Stated goal: Copy each line holding the string "деревянные".

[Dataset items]
--------

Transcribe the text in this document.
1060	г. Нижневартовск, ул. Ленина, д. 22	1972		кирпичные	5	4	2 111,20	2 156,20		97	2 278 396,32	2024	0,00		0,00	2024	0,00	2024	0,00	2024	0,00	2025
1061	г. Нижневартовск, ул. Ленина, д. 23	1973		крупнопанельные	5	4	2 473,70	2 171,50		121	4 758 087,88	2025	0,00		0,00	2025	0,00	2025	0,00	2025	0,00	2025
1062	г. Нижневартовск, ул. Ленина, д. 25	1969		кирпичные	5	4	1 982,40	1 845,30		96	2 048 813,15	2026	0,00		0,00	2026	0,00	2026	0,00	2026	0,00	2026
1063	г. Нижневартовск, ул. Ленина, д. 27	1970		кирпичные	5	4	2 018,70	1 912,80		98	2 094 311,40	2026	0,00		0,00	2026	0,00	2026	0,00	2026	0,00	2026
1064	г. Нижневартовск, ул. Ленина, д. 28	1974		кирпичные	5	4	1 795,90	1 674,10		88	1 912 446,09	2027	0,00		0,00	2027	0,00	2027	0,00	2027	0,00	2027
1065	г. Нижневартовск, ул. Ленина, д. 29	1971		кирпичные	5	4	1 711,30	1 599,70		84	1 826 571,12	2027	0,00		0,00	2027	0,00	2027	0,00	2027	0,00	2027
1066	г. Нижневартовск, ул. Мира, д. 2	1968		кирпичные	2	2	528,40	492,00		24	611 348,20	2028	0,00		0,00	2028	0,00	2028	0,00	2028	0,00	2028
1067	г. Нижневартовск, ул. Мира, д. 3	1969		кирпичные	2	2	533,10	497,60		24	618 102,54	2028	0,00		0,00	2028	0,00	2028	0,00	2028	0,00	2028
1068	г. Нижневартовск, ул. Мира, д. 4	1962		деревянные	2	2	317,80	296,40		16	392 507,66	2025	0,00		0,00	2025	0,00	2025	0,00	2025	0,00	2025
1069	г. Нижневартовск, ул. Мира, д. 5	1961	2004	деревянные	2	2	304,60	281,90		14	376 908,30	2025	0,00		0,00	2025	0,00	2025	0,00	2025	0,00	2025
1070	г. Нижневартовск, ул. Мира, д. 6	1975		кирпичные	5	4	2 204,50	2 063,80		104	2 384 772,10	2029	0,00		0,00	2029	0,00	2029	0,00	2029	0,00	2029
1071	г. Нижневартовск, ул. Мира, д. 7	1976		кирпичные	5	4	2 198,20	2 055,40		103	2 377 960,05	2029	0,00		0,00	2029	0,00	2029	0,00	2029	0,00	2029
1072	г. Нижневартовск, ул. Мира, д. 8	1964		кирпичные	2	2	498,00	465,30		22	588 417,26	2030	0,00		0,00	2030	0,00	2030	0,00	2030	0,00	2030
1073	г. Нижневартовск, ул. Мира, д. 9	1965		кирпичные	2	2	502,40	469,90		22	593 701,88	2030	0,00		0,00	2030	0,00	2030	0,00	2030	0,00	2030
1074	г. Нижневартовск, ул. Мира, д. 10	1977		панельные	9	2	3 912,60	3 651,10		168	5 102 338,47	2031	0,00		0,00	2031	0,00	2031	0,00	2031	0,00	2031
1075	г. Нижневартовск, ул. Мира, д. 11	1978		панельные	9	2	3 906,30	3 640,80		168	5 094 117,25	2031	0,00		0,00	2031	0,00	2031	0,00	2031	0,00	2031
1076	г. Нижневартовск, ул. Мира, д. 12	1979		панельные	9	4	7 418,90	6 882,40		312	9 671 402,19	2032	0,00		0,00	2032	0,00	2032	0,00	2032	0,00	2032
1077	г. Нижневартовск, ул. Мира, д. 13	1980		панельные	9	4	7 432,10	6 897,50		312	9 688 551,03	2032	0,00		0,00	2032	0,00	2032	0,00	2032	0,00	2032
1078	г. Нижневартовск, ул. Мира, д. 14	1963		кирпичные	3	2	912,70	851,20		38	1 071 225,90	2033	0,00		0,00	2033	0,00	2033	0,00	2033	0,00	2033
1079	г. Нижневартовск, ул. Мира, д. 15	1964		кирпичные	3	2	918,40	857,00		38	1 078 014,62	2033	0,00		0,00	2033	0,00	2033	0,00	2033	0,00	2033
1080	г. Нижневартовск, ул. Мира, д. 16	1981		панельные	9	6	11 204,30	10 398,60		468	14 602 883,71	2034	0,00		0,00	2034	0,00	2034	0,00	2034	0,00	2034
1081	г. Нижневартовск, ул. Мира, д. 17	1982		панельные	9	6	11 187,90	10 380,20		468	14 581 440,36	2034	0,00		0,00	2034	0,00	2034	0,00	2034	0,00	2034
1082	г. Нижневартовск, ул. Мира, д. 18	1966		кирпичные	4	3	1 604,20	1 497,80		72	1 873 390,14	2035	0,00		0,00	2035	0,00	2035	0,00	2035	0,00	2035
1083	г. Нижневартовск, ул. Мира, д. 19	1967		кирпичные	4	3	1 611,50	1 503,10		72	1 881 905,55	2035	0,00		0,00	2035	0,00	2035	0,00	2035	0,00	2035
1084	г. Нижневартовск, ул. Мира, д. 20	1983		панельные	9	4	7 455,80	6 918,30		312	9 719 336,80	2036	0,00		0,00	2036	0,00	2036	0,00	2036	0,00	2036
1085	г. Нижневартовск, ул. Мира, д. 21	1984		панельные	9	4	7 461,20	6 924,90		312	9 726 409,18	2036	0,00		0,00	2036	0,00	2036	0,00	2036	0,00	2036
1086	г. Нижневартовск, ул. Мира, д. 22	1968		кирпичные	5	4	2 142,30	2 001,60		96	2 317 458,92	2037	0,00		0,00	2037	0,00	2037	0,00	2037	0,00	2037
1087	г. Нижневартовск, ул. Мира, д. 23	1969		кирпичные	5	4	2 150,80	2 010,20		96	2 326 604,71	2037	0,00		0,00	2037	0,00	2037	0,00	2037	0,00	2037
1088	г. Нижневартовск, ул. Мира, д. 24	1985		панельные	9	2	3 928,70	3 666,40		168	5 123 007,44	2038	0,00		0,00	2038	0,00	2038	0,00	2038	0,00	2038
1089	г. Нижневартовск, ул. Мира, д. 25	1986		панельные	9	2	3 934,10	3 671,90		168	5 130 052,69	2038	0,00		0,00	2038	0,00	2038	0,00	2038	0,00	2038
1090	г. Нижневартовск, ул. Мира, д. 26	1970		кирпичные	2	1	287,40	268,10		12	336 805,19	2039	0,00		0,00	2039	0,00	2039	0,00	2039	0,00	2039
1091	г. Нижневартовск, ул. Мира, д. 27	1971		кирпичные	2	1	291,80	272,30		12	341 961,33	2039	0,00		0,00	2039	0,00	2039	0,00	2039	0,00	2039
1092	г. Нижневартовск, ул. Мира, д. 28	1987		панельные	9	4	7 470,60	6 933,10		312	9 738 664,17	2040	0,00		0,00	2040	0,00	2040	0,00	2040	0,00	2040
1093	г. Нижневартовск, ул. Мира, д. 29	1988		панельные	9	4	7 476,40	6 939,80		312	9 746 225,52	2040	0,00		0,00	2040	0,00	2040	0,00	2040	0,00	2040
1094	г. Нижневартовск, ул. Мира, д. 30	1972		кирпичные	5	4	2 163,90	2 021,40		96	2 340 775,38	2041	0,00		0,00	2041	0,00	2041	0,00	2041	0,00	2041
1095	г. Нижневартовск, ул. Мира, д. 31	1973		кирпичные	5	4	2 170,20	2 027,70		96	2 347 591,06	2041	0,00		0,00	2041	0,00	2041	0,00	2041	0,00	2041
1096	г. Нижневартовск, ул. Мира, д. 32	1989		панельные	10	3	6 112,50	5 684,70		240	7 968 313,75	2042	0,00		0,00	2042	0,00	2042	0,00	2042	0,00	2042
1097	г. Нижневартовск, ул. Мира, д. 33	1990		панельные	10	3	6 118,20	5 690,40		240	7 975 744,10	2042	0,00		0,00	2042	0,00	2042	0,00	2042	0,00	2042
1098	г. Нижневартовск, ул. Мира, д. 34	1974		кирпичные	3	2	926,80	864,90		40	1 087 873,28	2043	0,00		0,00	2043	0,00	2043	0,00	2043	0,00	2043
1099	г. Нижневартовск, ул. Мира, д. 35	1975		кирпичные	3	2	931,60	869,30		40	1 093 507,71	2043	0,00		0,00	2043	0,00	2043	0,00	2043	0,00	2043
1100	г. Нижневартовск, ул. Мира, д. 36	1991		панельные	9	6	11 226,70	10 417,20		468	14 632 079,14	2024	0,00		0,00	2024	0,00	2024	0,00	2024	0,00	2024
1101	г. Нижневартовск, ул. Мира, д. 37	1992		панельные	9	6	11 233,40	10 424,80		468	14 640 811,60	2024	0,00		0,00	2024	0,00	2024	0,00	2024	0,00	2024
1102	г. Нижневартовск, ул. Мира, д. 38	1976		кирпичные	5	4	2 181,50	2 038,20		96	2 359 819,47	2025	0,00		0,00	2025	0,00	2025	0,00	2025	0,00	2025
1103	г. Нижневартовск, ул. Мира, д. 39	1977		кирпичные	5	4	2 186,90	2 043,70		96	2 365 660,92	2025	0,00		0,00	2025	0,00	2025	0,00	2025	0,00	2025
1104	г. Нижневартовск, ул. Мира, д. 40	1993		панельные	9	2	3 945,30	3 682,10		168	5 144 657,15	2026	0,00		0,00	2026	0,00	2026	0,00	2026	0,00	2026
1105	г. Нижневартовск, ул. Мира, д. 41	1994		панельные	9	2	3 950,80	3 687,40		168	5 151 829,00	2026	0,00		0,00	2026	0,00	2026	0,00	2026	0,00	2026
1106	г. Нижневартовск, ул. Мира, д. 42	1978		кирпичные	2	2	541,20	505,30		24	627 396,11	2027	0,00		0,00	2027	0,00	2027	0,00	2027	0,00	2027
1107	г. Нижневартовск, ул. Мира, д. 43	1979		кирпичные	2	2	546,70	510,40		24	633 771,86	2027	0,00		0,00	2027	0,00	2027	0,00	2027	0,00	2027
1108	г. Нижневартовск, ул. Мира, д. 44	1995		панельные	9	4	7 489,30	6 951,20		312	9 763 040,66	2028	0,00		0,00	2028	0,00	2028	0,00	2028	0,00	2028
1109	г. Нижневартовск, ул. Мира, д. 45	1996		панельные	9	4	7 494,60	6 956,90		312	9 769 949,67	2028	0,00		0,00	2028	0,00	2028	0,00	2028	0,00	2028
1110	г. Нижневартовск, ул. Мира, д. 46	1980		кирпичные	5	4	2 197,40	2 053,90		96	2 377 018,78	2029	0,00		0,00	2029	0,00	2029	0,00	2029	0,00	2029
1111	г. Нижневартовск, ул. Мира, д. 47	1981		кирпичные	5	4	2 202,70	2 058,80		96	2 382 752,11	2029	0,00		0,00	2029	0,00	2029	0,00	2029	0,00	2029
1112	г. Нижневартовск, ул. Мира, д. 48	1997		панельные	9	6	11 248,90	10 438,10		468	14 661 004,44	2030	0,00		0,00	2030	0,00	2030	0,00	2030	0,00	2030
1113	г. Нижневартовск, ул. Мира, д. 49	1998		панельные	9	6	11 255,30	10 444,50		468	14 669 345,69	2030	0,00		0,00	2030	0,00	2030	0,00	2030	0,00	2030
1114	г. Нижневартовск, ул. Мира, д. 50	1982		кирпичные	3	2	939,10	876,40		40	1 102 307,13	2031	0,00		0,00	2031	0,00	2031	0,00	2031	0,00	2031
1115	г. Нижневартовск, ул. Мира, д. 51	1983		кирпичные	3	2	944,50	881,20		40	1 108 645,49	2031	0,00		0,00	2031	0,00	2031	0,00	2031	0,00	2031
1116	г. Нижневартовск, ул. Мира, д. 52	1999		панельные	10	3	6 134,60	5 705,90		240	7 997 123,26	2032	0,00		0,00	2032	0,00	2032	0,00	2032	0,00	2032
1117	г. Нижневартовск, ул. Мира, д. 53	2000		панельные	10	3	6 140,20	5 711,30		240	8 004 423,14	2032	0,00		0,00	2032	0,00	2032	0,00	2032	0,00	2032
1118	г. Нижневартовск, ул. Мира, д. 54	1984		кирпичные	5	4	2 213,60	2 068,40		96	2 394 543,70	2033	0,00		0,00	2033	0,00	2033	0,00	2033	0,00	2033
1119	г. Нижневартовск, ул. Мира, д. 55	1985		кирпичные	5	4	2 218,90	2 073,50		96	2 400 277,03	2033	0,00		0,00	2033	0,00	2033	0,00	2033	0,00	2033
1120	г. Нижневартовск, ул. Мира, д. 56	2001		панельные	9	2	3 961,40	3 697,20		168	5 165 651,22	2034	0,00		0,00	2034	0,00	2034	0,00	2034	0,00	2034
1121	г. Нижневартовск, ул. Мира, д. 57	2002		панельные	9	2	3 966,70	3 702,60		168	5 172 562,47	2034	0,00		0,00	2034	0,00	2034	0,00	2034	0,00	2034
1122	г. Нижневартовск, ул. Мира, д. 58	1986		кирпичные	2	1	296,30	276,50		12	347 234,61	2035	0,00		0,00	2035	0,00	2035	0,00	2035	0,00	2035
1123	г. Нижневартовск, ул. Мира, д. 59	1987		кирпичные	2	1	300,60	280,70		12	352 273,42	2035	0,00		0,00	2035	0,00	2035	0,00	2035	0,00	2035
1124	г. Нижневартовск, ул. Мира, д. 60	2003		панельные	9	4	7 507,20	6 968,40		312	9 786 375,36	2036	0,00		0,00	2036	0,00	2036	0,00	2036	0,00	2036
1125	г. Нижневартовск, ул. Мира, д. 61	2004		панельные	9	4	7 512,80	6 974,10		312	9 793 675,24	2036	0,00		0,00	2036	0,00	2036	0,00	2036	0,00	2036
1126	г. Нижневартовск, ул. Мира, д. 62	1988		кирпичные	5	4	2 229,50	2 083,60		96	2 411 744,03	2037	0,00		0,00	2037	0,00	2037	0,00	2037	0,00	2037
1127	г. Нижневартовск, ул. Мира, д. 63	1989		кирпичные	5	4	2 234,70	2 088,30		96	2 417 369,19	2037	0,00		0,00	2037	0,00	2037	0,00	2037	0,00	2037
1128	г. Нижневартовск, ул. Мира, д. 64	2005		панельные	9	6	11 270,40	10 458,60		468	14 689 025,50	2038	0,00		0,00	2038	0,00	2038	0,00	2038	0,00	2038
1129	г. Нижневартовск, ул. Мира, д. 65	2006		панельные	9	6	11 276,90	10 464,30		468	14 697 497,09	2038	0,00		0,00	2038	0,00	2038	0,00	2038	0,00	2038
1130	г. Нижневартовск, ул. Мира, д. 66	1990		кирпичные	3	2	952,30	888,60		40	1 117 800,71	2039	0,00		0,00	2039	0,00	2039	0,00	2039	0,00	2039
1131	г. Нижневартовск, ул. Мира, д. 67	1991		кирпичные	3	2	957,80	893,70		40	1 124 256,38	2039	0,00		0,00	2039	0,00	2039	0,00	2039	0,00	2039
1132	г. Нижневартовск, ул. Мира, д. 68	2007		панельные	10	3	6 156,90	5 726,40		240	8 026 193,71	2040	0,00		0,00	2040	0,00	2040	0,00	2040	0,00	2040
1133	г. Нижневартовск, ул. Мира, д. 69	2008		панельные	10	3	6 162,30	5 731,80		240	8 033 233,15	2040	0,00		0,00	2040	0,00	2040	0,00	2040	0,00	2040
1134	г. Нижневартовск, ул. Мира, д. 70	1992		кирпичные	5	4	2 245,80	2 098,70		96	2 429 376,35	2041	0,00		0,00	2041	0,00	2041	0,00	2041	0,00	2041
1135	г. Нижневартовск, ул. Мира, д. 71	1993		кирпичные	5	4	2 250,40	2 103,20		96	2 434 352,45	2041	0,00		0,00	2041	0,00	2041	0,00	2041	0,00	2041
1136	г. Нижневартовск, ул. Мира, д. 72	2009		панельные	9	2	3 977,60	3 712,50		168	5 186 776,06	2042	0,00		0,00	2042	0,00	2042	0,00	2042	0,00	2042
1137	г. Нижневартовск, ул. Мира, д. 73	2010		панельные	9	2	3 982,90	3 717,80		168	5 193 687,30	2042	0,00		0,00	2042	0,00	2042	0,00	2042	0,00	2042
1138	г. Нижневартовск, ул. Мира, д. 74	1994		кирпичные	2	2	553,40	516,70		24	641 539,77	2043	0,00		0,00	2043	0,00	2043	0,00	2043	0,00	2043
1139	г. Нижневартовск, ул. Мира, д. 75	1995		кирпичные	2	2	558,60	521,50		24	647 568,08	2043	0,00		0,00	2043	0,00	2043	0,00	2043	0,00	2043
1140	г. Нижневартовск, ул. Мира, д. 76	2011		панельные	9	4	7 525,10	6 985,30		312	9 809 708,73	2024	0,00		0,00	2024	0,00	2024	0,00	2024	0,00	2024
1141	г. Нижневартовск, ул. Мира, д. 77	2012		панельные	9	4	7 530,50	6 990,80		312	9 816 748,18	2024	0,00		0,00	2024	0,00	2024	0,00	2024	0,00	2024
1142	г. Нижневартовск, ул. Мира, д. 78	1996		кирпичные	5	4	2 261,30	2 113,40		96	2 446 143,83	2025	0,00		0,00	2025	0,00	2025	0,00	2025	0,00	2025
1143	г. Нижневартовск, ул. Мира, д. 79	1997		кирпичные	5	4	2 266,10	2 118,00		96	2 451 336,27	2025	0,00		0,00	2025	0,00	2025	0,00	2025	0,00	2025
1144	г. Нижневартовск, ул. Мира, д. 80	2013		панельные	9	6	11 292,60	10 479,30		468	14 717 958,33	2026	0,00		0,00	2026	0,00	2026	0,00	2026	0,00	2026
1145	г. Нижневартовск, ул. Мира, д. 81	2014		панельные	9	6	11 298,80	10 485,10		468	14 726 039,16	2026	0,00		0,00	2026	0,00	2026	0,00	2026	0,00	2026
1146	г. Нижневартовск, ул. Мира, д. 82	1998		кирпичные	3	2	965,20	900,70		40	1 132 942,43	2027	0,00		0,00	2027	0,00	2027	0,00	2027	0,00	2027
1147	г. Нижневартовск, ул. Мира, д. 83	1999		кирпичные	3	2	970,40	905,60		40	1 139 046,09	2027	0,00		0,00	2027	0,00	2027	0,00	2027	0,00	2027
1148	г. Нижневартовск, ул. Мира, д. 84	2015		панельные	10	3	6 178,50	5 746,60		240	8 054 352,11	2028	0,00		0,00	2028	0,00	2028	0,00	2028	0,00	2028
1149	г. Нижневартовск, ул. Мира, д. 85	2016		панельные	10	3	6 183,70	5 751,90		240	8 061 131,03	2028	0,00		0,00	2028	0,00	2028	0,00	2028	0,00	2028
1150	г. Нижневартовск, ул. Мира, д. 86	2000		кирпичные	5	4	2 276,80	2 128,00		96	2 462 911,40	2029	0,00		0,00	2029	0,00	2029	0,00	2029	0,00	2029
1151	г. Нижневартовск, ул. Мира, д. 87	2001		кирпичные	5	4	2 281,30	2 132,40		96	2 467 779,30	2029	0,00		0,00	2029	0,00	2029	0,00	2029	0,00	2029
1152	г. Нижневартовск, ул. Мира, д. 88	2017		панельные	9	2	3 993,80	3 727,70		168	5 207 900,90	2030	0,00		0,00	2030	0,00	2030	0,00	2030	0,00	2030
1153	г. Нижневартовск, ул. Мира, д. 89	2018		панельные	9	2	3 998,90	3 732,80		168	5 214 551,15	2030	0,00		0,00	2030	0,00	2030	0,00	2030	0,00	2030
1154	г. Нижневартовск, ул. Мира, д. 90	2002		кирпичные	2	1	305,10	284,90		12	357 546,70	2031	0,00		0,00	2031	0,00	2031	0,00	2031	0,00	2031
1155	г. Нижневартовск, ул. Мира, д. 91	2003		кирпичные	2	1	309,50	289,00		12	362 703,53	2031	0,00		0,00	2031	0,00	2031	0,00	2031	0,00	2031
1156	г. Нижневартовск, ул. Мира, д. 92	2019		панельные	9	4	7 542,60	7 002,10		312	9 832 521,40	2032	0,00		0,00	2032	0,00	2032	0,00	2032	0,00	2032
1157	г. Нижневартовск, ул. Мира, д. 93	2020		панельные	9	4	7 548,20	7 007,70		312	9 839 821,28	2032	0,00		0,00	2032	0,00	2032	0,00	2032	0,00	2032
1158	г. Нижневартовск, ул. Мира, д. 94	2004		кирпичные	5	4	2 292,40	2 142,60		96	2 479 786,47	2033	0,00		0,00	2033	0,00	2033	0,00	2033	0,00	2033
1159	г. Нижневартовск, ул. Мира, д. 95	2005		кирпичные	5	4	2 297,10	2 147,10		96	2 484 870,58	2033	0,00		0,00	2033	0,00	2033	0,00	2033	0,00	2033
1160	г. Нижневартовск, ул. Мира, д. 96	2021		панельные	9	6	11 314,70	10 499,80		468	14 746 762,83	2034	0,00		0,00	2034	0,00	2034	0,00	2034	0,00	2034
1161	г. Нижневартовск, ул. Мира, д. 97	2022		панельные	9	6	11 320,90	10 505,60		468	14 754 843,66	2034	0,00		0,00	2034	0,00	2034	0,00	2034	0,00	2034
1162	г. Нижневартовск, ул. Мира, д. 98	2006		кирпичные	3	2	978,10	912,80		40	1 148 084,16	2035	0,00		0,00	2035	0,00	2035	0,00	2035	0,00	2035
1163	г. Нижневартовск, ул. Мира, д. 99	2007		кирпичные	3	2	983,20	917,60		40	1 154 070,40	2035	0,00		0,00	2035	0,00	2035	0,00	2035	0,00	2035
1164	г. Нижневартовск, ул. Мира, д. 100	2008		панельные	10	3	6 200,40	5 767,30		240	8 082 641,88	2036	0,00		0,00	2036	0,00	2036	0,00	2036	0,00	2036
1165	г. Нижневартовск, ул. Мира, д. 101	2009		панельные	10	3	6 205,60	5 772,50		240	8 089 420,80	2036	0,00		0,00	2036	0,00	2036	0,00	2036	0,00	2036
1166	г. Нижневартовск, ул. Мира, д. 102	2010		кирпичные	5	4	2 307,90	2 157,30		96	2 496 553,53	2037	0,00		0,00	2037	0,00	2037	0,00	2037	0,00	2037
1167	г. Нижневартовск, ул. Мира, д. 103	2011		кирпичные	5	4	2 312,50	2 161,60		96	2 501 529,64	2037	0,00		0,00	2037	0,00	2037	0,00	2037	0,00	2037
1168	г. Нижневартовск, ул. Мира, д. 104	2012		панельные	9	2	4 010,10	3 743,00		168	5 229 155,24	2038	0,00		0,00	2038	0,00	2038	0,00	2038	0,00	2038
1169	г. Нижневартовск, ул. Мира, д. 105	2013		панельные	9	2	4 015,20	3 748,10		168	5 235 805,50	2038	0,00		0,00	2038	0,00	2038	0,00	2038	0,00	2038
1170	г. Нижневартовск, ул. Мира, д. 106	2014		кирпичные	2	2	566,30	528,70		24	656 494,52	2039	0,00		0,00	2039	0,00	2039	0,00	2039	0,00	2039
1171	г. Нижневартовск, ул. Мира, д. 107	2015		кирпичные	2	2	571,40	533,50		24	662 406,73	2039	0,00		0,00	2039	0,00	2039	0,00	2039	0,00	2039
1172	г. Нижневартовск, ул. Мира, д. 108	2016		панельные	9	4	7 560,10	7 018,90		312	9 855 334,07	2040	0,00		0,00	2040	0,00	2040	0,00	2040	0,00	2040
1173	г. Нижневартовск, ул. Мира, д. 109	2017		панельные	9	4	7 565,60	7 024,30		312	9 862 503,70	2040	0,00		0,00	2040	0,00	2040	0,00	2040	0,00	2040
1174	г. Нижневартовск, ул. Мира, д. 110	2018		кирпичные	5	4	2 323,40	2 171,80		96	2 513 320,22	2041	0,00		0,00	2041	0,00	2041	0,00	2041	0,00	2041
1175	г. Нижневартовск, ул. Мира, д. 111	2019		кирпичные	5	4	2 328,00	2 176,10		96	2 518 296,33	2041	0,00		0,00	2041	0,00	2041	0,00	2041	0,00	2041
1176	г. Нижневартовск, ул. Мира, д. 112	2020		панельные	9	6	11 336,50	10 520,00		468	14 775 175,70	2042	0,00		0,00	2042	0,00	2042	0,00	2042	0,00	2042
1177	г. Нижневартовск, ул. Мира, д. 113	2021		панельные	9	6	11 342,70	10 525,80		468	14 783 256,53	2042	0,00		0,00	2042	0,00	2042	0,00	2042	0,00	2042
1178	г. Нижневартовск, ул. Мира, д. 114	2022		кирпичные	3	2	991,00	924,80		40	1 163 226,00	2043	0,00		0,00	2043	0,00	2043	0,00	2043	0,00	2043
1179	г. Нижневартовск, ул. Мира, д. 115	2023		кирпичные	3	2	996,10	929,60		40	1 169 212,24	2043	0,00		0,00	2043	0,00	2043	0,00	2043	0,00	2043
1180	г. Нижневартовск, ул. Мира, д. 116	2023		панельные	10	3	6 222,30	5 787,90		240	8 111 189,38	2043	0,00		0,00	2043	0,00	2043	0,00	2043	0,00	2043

--------

Full solution:
1068	г. Нижневартовск, ул. Мира, д. 4	1962		деревянные	2	2	317,80	296,40		16	392 507,66	2025	0,00		0,00	2025	0,00	2025	0,00	2025	0,00	2025
1069	г. Нижневартовск, ул. Мира, д. 5	1961	2004	деревянные	2	2	304,60	281,90		14	376 908,30	2025	0,00		0,00	2025	0,00	2025	0,00	2025	0,00	2025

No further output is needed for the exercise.